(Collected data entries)
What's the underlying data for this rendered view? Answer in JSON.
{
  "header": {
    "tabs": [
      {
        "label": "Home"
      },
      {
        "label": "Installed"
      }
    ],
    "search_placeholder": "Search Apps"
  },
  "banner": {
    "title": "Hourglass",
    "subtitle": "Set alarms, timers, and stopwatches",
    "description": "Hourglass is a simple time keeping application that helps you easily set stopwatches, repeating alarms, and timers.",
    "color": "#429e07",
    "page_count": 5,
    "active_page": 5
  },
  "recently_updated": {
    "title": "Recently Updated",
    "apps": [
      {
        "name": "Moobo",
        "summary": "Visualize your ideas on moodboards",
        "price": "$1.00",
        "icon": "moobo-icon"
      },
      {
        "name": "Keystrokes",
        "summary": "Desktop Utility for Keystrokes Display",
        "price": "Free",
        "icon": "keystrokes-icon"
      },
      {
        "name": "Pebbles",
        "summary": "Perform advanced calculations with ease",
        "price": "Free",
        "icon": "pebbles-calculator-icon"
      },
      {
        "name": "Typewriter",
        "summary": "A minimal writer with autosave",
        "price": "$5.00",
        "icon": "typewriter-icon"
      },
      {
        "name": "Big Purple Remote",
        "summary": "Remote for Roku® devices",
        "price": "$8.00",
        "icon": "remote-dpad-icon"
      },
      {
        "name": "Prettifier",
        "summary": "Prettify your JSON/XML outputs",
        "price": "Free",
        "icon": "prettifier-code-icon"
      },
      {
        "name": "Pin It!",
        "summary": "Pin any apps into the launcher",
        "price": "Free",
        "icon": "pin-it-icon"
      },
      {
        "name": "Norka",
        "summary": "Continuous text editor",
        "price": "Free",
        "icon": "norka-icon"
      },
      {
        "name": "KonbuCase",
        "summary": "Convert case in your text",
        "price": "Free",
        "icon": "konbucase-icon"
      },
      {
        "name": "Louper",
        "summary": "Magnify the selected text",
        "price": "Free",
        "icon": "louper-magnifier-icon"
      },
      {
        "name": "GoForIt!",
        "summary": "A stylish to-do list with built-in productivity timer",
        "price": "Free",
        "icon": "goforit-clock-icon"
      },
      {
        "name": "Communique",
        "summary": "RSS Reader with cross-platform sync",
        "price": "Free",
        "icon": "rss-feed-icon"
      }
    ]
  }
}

» Directive
Every line above should be printed again exactly as it stands.

» Result
What's the underlying data for this rendered view? Answer in JSON.
{
  "header": {
    "tabs": [
      {
        "label": "Home"
      },
      {
        "label": "Installed"
      }
    ],
    "search_placeholder": "Search Apps"
  },
  "banner": {
    "title": "Hourglass",
    "subtitle": "Set alarms, timers, and stopwatches",
    "description": "Hourglass is a simple time keeping application that helps you easily set stopwatches, repeating alarms, and timers.",
    "color": "#429e07",
    "page_count": 5,
    "active_page": 5
  },
  "recently_updated": {
    "title": "Recently Updated",
    "apps": [
      {
        "name": "Moobo",
        "summary": "Visualize your ideas on moodboards",
        "price": "$1.00",
        "icon": "moobo-icon"
      },
      {
        "name": "Keystrokes",
        "summary": "Desktop Utility for Keystrokes Display",
        "price": "Free",
        "icon": "keystrokes-icon"
      },
      {
        "name": "Pebbles",
        "summary": "Perform advanced calculations with ease",
        "price": "Free",
        "icon": "pebbles-calculator-icon"
      },
      {
        "name": "Typewriter",
        "summary": "A minimal writer with autosave",
        "price": "$5.00",
        "icon": "typewriter-icon"
      },
      {
        "name": "Big Purple Remote",
        "summary": "Remote for Roku® devices",
        "price": "$8.00",
        "icon": "remote-dpad-icon"
      },
      {
        "name": "Prettifier",
        "summary": "Prettify your JSON/XML outputs",
        "price": "Free",
        "icon": "prettifier-code-icon"
      },
      {
        "name": "Pin It!",
        "summary": "Pin any apps into the launcher",
        "price": "Free",
        "icon": "pin-it-icon"
      },
      {
        "name": "Norka",
        "summary": "Continuous text editor",
        "price": "Free",
        "icon": "norka-icon"
      },
      {
        "name": "KonbuCase",
        "summary": "Convert case in your text",
        "price": "Free",
        "icon": "konbucase-icon"
      },
      {
        "name": "Louper",
        "summary": "Magnify the selected text",
        "price": "Free",
        "icon": "louper-magnifier-icon"
      },
      {
        "name": "GoForIt!",
        "summary": "A stylish to-do list with built-in productivity timer",
        "price": "Free",
        "icon": "goforit-clock-icon"
      },
      {
        "name": "Communique",
        "summary": "RSS Reader with cross-platform sync",
        "price": "Free",
        "icon": "rss-feed-icon"
      }
    ]
  }
}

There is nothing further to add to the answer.